[Start]
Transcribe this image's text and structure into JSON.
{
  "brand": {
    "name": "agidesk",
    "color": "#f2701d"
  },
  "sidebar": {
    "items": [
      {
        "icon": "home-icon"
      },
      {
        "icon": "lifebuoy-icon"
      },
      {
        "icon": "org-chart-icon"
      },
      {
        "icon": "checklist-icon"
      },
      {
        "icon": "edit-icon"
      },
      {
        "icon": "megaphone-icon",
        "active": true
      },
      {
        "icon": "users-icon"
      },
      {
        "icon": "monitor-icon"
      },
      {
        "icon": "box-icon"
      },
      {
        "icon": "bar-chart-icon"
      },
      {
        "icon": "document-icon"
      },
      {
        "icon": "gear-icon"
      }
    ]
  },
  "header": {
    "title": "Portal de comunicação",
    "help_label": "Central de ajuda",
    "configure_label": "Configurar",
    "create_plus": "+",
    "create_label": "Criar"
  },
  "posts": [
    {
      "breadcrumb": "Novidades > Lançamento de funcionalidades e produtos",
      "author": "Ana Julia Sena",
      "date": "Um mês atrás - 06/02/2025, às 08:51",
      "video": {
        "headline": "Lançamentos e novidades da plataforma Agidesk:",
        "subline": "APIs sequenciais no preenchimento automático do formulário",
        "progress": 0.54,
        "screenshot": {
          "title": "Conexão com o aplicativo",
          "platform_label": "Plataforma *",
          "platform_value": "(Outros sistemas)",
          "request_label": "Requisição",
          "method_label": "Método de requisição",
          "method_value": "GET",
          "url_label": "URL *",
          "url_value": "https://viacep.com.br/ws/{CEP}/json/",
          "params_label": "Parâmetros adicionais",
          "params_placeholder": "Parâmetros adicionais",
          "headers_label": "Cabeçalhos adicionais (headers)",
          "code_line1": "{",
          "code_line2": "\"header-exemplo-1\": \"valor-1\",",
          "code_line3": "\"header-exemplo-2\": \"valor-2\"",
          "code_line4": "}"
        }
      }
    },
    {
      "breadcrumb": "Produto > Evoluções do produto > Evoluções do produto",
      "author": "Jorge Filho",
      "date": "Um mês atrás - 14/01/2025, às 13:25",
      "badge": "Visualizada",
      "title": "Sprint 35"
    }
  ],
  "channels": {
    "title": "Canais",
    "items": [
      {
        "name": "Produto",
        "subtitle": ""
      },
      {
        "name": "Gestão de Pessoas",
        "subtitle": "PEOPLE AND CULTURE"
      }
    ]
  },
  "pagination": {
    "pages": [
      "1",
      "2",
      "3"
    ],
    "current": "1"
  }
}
[End]
▸ **WRITTEN EXERCISE**
Spot every line that holds "date" and copy it.

▸ **WRITTEN ANSWER**
      "date": "Um mês atrás - 06/02/2025, às 08:51",
      "date": "Um mês atrás - 14/01/2025, às 13:25",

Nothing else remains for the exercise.